Problem to solve: What follows is a listing; restate every line of it word for word.

* Begin Records to process *

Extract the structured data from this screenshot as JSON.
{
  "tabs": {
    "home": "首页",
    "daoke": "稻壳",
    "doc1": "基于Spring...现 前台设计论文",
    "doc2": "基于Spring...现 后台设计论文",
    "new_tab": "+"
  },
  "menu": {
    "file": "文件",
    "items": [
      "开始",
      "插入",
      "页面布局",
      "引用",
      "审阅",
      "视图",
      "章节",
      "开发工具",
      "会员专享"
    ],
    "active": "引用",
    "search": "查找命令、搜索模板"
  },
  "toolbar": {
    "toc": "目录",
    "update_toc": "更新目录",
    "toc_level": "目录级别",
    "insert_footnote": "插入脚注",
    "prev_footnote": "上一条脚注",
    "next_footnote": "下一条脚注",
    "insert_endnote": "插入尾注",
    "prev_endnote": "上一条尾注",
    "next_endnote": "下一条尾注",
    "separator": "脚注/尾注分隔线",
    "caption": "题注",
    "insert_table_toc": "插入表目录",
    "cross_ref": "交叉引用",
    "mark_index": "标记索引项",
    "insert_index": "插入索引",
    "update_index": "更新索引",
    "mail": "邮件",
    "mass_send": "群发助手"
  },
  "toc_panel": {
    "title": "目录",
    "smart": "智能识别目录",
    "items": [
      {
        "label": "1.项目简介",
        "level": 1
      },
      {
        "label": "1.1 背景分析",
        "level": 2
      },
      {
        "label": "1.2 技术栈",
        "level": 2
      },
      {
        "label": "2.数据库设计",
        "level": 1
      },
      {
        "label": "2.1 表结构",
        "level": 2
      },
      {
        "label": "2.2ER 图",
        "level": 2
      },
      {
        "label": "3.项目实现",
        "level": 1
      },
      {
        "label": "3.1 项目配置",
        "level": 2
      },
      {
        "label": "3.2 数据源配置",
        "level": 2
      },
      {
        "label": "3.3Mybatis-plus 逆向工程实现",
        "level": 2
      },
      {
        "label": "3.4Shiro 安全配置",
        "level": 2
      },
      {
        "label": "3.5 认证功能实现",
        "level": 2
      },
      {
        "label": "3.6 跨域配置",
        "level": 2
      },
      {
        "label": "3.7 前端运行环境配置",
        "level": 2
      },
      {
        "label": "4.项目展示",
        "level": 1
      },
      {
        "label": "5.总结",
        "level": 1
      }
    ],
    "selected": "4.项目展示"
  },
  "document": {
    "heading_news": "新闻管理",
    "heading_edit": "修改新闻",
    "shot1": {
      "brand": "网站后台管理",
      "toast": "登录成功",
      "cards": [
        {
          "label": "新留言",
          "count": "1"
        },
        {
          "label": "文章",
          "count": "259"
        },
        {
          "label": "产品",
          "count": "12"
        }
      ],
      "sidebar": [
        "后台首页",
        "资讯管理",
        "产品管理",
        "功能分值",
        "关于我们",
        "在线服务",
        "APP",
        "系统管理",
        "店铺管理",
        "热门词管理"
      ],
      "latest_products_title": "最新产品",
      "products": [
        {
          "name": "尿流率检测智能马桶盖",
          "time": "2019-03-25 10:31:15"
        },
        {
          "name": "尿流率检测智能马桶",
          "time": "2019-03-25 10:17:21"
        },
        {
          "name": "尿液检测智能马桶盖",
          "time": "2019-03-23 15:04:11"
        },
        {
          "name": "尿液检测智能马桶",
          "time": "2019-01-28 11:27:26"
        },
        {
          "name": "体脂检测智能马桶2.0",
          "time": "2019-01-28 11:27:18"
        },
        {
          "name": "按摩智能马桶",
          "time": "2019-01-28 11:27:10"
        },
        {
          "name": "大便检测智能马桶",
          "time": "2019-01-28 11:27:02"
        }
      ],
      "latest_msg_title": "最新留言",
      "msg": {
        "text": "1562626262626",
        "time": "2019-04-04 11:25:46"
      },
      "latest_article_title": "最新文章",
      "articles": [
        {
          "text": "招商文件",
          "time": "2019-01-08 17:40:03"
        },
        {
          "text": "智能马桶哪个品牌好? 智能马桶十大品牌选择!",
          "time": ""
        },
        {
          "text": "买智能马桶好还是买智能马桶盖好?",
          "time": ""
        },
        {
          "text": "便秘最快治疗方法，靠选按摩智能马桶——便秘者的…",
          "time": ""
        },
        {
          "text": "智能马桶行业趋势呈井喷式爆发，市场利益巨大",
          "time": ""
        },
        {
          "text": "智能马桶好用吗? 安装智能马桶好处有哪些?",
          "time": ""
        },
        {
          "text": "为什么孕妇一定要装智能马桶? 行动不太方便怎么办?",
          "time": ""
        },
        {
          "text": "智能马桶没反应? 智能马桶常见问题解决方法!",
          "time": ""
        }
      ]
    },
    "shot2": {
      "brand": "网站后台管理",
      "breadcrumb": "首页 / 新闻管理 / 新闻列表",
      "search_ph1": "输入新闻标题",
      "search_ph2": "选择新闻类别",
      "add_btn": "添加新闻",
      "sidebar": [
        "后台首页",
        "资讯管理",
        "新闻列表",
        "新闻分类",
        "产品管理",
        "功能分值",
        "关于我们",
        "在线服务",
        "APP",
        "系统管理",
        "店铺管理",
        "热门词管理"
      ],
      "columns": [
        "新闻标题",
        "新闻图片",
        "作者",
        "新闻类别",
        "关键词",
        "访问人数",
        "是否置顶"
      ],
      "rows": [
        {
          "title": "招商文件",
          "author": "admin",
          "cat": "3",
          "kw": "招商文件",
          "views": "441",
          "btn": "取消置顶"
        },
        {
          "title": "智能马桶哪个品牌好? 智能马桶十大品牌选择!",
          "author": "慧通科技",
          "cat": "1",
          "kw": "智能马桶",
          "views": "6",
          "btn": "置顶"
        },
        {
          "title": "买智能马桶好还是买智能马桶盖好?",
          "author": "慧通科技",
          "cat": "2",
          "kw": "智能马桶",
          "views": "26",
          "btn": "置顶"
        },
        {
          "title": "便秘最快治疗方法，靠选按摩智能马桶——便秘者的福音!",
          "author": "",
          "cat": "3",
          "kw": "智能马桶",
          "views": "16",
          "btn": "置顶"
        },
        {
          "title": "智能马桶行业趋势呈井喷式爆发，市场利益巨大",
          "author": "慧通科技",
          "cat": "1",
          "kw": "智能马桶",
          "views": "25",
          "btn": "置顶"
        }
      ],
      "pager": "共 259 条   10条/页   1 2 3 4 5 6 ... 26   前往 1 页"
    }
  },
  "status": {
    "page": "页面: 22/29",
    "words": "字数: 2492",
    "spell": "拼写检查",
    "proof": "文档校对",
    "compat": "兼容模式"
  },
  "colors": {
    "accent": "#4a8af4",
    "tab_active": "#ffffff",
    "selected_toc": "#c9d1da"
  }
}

* End Records to process *

Correct response:
Extract the structured data from this screenshot as JSON.
{
  "tabs": {
    "home": "首页",
    "daoke": "稻壳",
    "doc1": "基于Spring...现 前台设计论文",
    "doc2": "基于Spring...现 后台设计论文",
    "new_tab": "+"
  },
  "menu": {
    "file": "文件",
    "items": [
      "开始",
      "插入",
      "页面布局",
      "引用",
      "审阅",
      "视图",
      "章节",
      "开发工具",
      "会员专享"
    ],
    "active": "引用",
    "search": "查找命令、搜索模板"
  },
  "toolbar": {
    "toc": "目录",
    "update_toc": "更新目录",
    "toc_level": "目录级别",
    "insert_footnote": "插入脚注",
    "prev_footnote": "上一条脚注",
    "next_footnote": "下一条脚注",
    "insert_endnote": "插入尾注",
    "prev_endnote": "上一条尾注",
    "next_endnote": "下一条尾注",
    "separator": "脚注/尾注分隔线",
    "caption": "题注",
    "insert_table_toc": "插入表目录",
    "cross_ref": "交叉引用",
    "mark_index": "标记索引项",
    "insert_index": "插入索引",
    "update_index": "更新索引",
    "mail": "邮件",
    "mass_send": "群发助手"
  },
  "toc_panel": {
    "title": "目录",
    "smart": "智能识别目录",
    "items": [
      {
        "label": "1.项目简介",
        "level": 1
      },
      {
        "label": "1.1 背景分析",
        "level": 2
      },
      {
        "label": "1.2 技术栈",
        "level": 2
      },
      {
        "label": "2.数据库设计",
        "level": 1
      },
      {
        "label": "2.1 表结构",
        "level": 2
      },
      {
        "label": "2.2ER 图",
        "level": 2
      },
      {
        "label": "3.项目实现",
        "level": 1
      },
      {
        "label": "3.1 项目配置",
        "level": 2
      },
      {
        "label": "3.2 数据源配置",
        "level": 2
      },
      {
        "label": "3.3Mybatis-plus 逆向工程实现",
        "level": 2
      },
      {
        "label": "3.4Shiro 安全配置",
        "level": 2
      },
      {
        "label": "3.5 认证功能实现",
        "level": 2
      },
      {
        "label": "3.6 跨域配置",
        "level": 2
      },
      {
        "label": "3.7 前端运行环境配置",
        "level": 2
      },
      {
        "label": "4.项目展示",
        "level": 1
      },
      {
        "label": "5.总结",
        "level": 1
      }
    ],
    "selected": "4.项目展示"
  },
  "document": {
    "heading_news": "新闻管理",
    "heading_edit": "修改新闻",
    "shot1": {
      "brand": "网站后台管理",
      "toast": "登录成功",
      "cards": [
        {
          "label": "新留言",
          "count": "1"
        },
        {
          "label": "文章",
          "count": "259"
        },
        {
          "label": "产品",
          "count": "12"
        }
      ],
      "sidebar": [
        "后台首页",
        "资讯管理",
        "产品管理",
        "功能分值",
        "关于我们",
        "在线服务",
        "APP",
        "系统管理",
        "店铺管理",
        "热门词管理"
      ],
      "latest_products_title": "最新产品",
      "products": [
        {
          "name": "尿流率检测智能马桶盖",
          "time": "2019-03-25 10:31:15"
        },
        {
          "name": "尿流率检测智能马桶",
          "time": "2019-03-25 10:17:21"
        },
        {
          "name": "尿液检测智能马桶盖",
          "time": "2019-03-23 15:04:11"
        },
        {
          "name": "尿液检测智能马桶",
          "time": "2019-01-28 11:27:26"
        },
        {
          "name": "体脂检测智能马桶2.0",
          "time": "2019-01-28 11:27:18"
        },
        {
          "name": "按摩智能马桶",
          "time": "2019-01-28 11:27:10"
        },
        {
          "name": "大便检测智能马桶",
          "time": "2019-01-28 11:27:02"
        }
      ],
      "latest_msg_title": "最新留言",
      "msg": {
        "text": "1562626262626",
        "time": "2019-04-04 11:25:46"
      },
      "latest_article_title": "最新文章",
      "articles": [
        {
          "text": "招商文件",
          "time": "2019-01-08 17:40:03"
        },
        {
          "text": "智能马桶哪个品牌好? 智能马桶十大品牌选择!",
          "time": ""
        },
        {
          "text": "买智能马桶好还是买智能马桶盖好?",
          "time": ""
        },
        {
          "text": "便秘最快治疗方法，靠选按摩智能马桶——便秘者的…",
          "time": ""
        },
        {
          "text": "智能马桶行业趋势呈井喷式爆发，市场利益巨大",
          "time": ""
        },
        {
          "text": "智能马桶好用吗? 安装智能马桶好处有哪些?",
          "time": ""
        },
        {
          "text": "为什么孕妇一定要装智能马桶? 行动不太方便怎么办?",
          "time": ""
        },
        {
          "text": "智能马桶没反应? 智能马桶常见问题解决方法!",
          "time": ""
        }
      ]
    },
    "shot2": {
      "brand": "网站后台管理",
      "breadcrumb": "首页 / 新闻管理 / 新闻列表",
      "search_ph1": "输入新闻标题",
      "search_ph2": "选择新闻类别",
      "add_btn": "添加新闻",
      "sidebar": [
        "后台首页",
        "资讯管理",
        "新闻列表",
        "新闻分类",
        "产品管理",
        "功能分值",
        "关于我们",
        "在线服务",
        "APP",
        "系统管理",
        "店铺管理",
        "热门词管理"
      ],
      "columns": [
        "新闻标题",
        "新闻图片",
        "作者",
        "新闻类别",
        "关键词",
        "访问人数",
        "是否置顶"
      ],
      "rows": [
        {
          "title": "招商文件",
          "author": "admin",
          "cat": "3",
          "kw": "招商文件",
          "views": "441",
          "btn": "取消置顶"
        },
        {
          "title": "智能马桶哪个品牌好? 智能马桶十大品牌选择!",
          "author": "慧通科技",
          "cat": "1",
          "kw": "智能马桶",
          "views": "6",
          "btn": "置顶"
        },
        {
          "title": "买智能马桶好还是买智能马桶盖好?",
          "author": "慧通科技",
          "cat": "2",
          "kw": "智能马桶",
          "views": "26",
          "btn": "置顶"
        },
        {
          "title": "便秘最快治疗方法，靠选按摩智能马桶——便秘者的福音!",
          "author": "",
          "cat": "3",
          "kw": "智能马桶",
          "views": "16",
          "btn": "置顶"
        },
        {
          "title": "智能马桶行业趋势呈井喷式爆发，市场利益巨大",
          "author": "慧通科技",
          "cat": "1",
          "kw": "智能马桶",
          "views": "25",
          "btn": "置顶"
        }
      ],
      "pager": "共 259 条   10条/页   1 2 3 4 5 6 ... 26   前往 1 页"
    }
  },
  "status": {
    "page": "页面: 22/29",
    "words": "字数: 2492",
    "spell": "拼写检查",
    "proof": "文档校对",
    "compat": "兼容模式"
  },
  "colors": {
    "accent": "#4a8af4",
    "tab_active": "#ffffff",
    "selected_toc": "#c9d1da"
  }
}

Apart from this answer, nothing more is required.